■ WHAT YOU NEED TO DO ■
Extract each line of the material that follows exactly and omit its pictures.

■ DATA PROVIDED ■
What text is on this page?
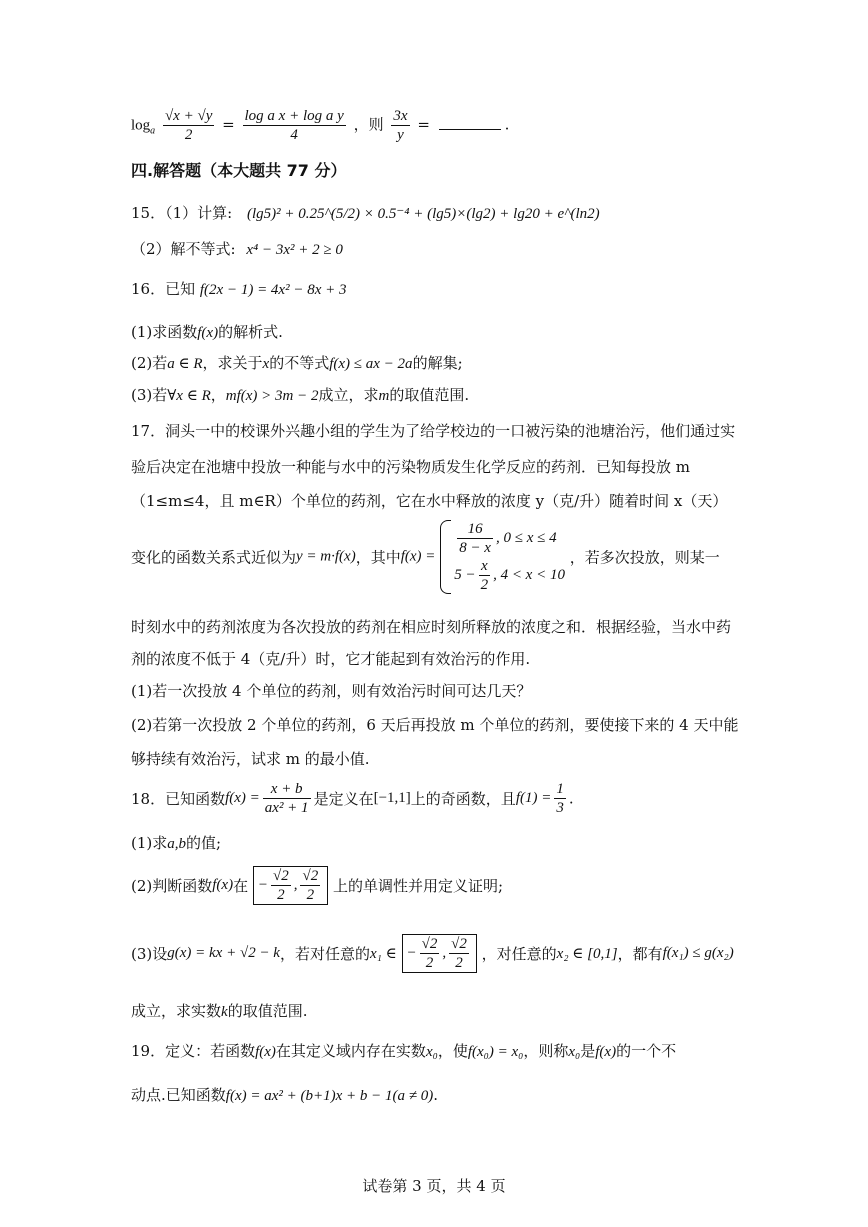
$\log_a \frac{√x + √y}{2} = \frac{\text{log a x + log a y}}{4}$ ，则 $\frac{3x}{y}$ =	.
四.解答题（本大题共 77 分）
15．（1）计算: (lg5)² + 0.25^(5/2) × 0.5⁻⁴ + (lg5)×(lg2) + lg20 + e^(ln2)
（2）解不等式: x⁴ − 3x² + 2 ≥ 0
16．已知 f(2x − 1) = 4x² − 8x + 3
(1)求函数f(x)的解析式.
(2)若a ∈ R，求关于x的不等式f(x) ≤ ax − 2a的解集;
(3)若∀x ∈ R，mf(x) > 3m − 2成立，求m的取值范围.
17．洞头一中的校课外兴趣小组的学生为了给学校边的一口被污染的池塘治污，他们通过实
验后决定在池塘中投放一种能与水中的污染物质发生化学反应的药剂．已知每投放 m
（1≤m≤4，且 m∈R）个单位的药剂，它在水中释放的浓度 y（克/升）随着时间 x（天）
变化的函数关系式近似为y = m·f(x)，其中$f(x) = \frac{16}{8 - x}$ , 0 ≤ x ≤ 4
$5 - \frac{x}{2}$ , 4 < x < 10
，若多次投放，则某一
时刻水中的药剂浓度为各次投放的药剂在相应时刻所释放的浓度之和．根据经验，当水中药
剂的浓度不低于 4（克/升）时，它才能起到有效治污的作用.
(1)若一次投放 4 个单位的药剂，则有效治污时间可达几天？
(2)若第一次投放 2 个单位的药剂，6 天后再投放 m 个单位的药剂，要使接下来的 4 天中能
够持续有效治污，试求 m 的最小值.
18．已知函数$f(x) = \frac{x + b}{\text{ax² + 1}}$ 是定义在[−1,1]上的奇函数，且$f(1) = \frac{1}{3}$ .
(1)求a,b的值;
(2)判断函数f(x)在 − $\frac{√2}{2}$ , $\frac{√2}{2}$ 上的单调性并用定义证明;
(3)设g(x) = kx + √2 − k，若对任意的x₁ ∈ − $\frac{√2}{2}$ , $\frac{√2}{2}$ ，对任意的x₂ ∈ [0,1]，都有f(x₁) ≤ g(x₂)
成立，求实数k的取值范围.
19．定义：若函数f(x)在其定义域内存在实数x₀，使f(x₀) = x₀，则称x₀是f(x)的一个不
动点.已知函数f(x) = ax² + (b+1)x + b − 1(a ≠ 0).
试卷第 3 页，共 4 页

■ WRITTEN SOLUTION ■
What text is on this page?
$\log_a \frac{√x + √y}{2} = \frac{\text{log a x + log a y}}{4}$ ，则 $\frac{3x}{y}$ =	.
四.解答题（本大题共 77 分）
15．（1）计算: (lg5)² + 0.25^(5/2) × 0.5⁻⁴ + (lg5)×(lg2) + lg20 + e^(ln2)
（2）解不等式: x⁴ − 3x² + 2 ≥ 0
16．已知 f(2x − 1) = 4x² − 8x + 3
(1)求函数f(x)的解析式.
(2)若a ∈ R，求关于x的不等式f(x) ≤ ax − 2a的解集;
(3)若∀x ∈ R，mf(x) > 3m − 2成立，求m的取值范围.
17．洞头一中的校课外兴趣小组的学生为了给学校边的一口被污染的池塘治污，他们通过实
验后决定在池塘中投放一种能与水中的污染物质发生化学反应的药剂．已知每投放 m
（1≤m≤4，且 m∈R）个单位的药剂，它在水中释放的浓度 y（克/升）随着时间 x（天）
变化的函数关系式近似为y = m·f(x)，其中$f(x) = \frac{16}{8 - x}$ , 0 ≤ x ≤ 4
$5 - \frac{x}{2}$ , 4 < x < 10
，若多次投放，则某一
时刻水中的药剂浓度为各次投放的药剂在相应时刻所释放的浓度之和．根据经验，当水中药
剂的浓度不低于 4（克/升）时，它才能起到有效治污的作用.
(1)若一次投放 4 个单位的药剂，则有效治污时间可达几天？
(2)若第一次投放 2 个单位的药剂，6 天后再投放 m 个单位的药剂，要使接下来的 4 天中能
够持续有效治污，试求 m 的最小值.
18．已知函数$f(x) = \frac{x + b}{\text{ax² + 1}}$ 是定义在[−1,1]上的奇函数，且$f(1) = \frac{1}{3}$ .
(1)求a,b的值;
(2)判断函数f(x)在 − $\frac{√2}{2}$ , $\frac{√2}{2}$ 上的单调性并用定义证明;
(3)设g(x) = kx + √2 − k，若对任意的x₁ ∈ − $\frac{√2}{2}$ , $\frac{√2}{2}$ ，对任意的x₂ ∈ [0,1]，都有f(x₁) ≤ g(x₂)
成立，求实数k的取值范围.
19．定义：若函数f(x)在其定义域内存在实数x₀，使f(x₀) = x₀，则称x₀是f(x)的一个不
动点.已知函数f(x) = ax² + (b+1)x + b − 1(a ≠ 0).
试卷第 3 页，共 4 页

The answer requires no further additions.